* **SUPPLIED TEXT**
_____
Using in situ ultraviolet-visual spectroscopy to measure nitrogen, carbon, phosphorus, and suspended solid

J. Randall Etheridge, Fran├žois Birgand, Jason A. Osborne, Christopher L. Osburn, Michael R. Burchell II, Justin Irving

Limnol. Oceanogr. Methods 12:10-22 (2014) | DOI: 10.4319/lom.2014.12.10

ABSTRACT: The collection of high frequency water quality data are key to making the next leap in hydrological and biogeochemical sciences. Commercially available in situ ultraviolet-visual (UV-Vis) spectrometers make possible the long-term collection of absorption spectra multiple times per hour. This technology has proven useful for measuring nitrate, dissolved organic carbon, and total suspended solids in many environments, but has not been tested in tidal marsh conditions where upstream freshwater mixes with estuarine waters, resulting in rapid changes in concentrations and salinity. These three parameters encompass only a portion of the nutrients that are of interest in these systems. To test the potential of spectroscopy to measure these and other nutrient concentrations, spectrometers were installed in a constructed brackish tidal marsh and absorbance spectra were compared to lab analyses for coinciding discrete samples. Variable selection techniques, including partial least squares regression, lasso regression, and stepwise regression, were used to develop models with which nitrate, total kjeldahl nitrogen, dissolved organic carbon, phosphate, total phosphorus, total suspended solids, and salinity in brackish marsh waters can be predicted from UV-Vis spectrometer measurements. Significant relationships between the absorption spectra and the laboratory measured concentrations were observed for all of the parameters. Phosphate and total phosphorus were the only nutrients which had R2 values less than 0.86 for their best calibrations. This study shows the potential to collect multiple water quality parameters at a high frequency in brackish waters using in situ spectrometers and gives the tools to replicate this analysis in all environments.
_____
* **SOURCE MATERIAL**
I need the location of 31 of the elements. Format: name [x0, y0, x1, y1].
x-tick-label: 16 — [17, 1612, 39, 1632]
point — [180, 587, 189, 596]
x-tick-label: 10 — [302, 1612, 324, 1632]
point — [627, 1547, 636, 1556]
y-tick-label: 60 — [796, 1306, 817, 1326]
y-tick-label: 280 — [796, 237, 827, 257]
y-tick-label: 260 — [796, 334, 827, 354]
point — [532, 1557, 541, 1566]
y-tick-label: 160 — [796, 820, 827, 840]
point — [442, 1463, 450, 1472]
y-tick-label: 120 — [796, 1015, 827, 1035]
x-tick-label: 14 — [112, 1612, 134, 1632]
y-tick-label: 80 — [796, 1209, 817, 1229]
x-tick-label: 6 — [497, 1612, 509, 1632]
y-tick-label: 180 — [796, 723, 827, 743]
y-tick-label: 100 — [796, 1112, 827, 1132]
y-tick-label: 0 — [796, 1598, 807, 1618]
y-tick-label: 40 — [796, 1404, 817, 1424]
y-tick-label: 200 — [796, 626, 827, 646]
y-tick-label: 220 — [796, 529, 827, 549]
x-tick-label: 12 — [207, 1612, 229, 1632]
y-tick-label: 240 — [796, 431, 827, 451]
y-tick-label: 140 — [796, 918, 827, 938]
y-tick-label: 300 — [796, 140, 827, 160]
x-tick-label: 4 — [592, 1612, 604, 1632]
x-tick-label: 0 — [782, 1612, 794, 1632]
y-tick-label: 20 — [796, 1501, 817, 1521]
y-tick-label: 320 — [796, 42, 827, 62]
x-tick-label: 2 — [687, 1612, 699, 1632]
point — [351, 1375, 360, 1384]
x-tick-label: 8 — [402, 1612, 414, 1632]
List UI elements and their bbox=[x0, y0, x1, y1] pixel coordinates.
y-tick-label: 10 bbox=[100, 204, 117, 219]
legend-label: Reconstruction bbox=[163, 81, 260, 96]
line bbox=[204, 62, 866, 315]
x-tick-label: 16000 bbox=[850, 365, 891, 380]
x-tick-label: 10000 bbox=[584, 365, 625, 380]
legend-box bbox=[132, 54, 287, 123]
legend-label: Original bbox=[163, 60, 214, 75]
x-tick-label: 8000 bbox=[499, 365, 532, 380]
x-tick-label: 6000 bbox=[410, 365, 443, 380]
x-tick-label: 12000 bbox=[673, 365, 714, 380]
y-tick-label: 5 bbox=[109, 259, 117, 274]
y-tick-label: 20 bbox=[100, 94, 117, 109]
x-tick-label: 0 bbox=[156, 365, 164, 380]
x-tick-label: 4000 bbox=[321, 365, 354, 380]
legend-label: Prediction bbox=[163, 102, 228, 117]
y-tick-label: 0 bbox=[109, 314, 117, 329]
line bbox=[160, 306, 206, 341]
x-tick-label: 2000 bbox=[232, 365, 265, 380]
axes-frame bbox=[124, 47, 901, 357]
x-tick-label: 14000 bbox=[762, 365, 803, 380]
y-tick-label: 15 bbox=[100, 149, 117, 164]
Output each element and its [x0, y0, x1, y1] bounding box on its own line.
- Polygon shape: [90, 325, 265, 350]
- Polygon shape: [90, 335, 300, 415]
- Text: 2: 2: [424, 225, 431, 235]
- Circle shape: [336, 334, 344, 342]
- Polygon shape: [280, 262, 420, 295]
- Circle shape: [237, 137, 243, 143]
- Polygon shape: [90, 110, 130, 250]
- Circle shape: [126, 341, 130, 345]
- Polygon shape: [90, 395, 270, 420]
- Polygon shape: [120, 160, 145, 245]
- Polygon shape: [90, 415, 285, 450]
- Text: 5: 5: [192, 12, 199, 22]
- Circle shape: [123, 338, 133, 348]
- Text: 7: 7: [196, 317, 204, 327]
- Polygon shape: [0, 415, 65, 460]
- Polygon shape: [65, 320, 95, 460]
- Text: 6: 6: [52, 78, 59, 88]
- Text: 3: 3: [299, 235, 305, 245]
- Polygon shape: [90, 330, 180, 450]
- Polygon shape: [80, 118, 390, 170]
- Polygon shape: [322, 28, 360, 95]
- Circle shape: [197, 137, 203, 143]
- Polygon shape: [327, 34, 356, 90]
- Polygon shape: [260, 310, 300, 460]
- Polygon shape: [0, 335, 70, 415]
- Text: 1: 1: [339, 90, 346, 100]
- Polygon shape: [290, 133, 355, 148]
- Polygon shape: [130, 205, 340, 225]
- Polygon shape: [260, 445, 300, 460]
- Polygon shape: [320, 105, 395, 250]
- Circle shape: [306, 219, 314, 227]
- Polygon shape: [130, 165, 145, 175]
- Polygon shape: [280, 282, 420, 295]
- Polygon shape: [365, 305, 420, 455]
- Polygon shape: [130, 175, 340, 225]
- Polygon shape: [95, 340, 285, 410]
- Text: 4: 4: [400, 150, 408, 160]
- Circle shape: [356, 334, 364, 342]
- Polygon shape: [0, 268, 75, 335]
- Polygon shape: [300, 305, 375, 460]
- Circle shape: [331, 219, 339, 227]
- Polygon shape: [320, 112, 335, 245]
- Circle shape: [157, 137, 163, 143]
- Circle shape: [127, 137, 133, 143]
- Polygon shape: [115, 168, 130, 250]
_____
* **TASK DETAILS**
According to the spectroscopy abstract, which nutrients were the only ones whose best calibrations had R2 values below 0.86? The data are not used in this exercise.

* **RESULT FOR THIS TASK**
Phosphate and total phosphorus.